**Information given**
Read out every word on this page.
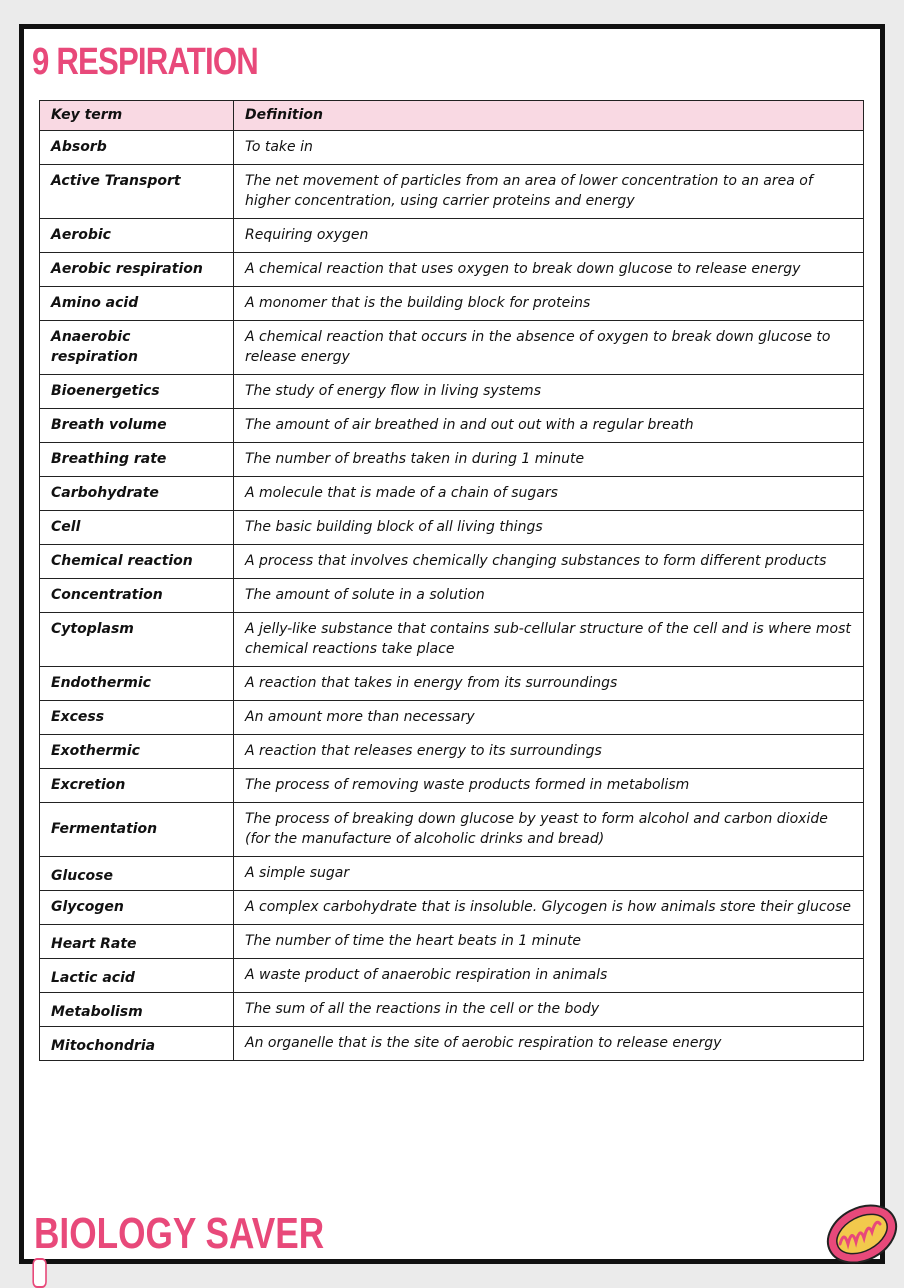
9 RESPIRATION
Key term	Definition
Absorb	To take in
Active Transport	The net movement of particles from an area of lower concentration to an area of higher concentration, using carrier proteins and energy
Aerobic	Requiring oxygen
Aerobic respiration	A chemical reaction that uses oxygen to break down glucose to release energy
Amino acid	A monomer that is the building block for proteins
Anaerobic respiration	A chemical reaction that occurs in the absence of oxygen to break down glucose to release energy
Bioenergetics	The study of energy flow in living systems
Breath volume	The amount of air breathed in and out out with a regular breath
Breathing rate	The number of breaths taken in during 1 minute
Carbohydrate	A molecule that is made of a chain of sugars
Cell	The basic building block of all living things
Chemical reaction	A process that involves chemically changing substances to form different products
Concentration	The amount of solute in a solution
Cytoplasm	A jelly-like substance that contains sub-cellular structure of the cell and is where most chemical reactions take place
Endothermic	A reaction that takes in energy from its surroundings
Excess	An amount more than necessary
Exothermic	A reaction that releases energy to its surroundings
Excretion	The process of removing waste products formed in metabolism
Fermentation	The process of breaking down glucose by yeast to form alcohol and carbon dioxide (for the manufacture of alcoholic drinks and bread)
Glucose	A simple sugar
Glycogen	A complex carbohydrate that is insoluble. Glycogen is how animals store their glucose
Heart Rate	The number of time the heart beats in 1 minute
Lactic acid	A waste product of anaerobic respiration in animals
Metabolism	The sum of all the reactions in the cell or the body
Mitochondria	An organelle that is the site of aerobic respiration to release energy
BIOLOGY SAVER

**Exercise requirements**
Would you please output each record exactly, leaving the images out?

**Exercise response**
Read out every word on this page.
9 RESPIRATION
Key term	Definition
Absorb	To take in
Active Transport	The net movement of particles from an area of lower concentration to an area of higher concentration, using carrier proteins and energy
Aerobic	Requiring oxygen
Aerobic respiration	A chemical reaction that uses oxygen to break down glucose to release energy
Amino acid	A monomer that is the building block for proteins
Anaerobic respiration	A chemical reaction that occurs in the absence of oxygen to break down glucose to release energy
Bioenergetics	The study of energy flow in living systems
Breath volume	The amount of air breathed in and out out with a regular breath
Breathing rate	The number of breaths taken in during 1 minute
Carbohydrate	A molecule that is made of a chain of sugars
Cell	The basic building block of all living things
Chemical reaction	A process that involves chemically changing substances to form different products
Concentration	The amount of solute in a solution
Cytoplasm	A jelly-like substance that contains sub-cellular structure of the cell and is where most chemical reactions take place
Endothermic	A reaction that takes in energy from its surroundings
Excess	An amount more than necessary
Exothermic	A reaction that releases energy to its surroundings
Excretion	The process of removing waste products formed in metabolism
Fermentation	The process of breaking down glucose by yeast to form alcohol and carbon dioxide (for the manufacture of alcoholic drinks and bread)
Glucose	A simple sugar
Glycogen	A complex carbohydrate that is insoluble. Glycogen is how animals store their glucose
Heart Rate	The number of time the heart beats in 1 minute
Lactic acid	A waste product of anaerobic respiration in animals
Metabolism	The sum of all the reactions in the cell or the body
Mitochondria	An organelle that is the site of aerobic respiration to release energy
BIOLOGY SAVER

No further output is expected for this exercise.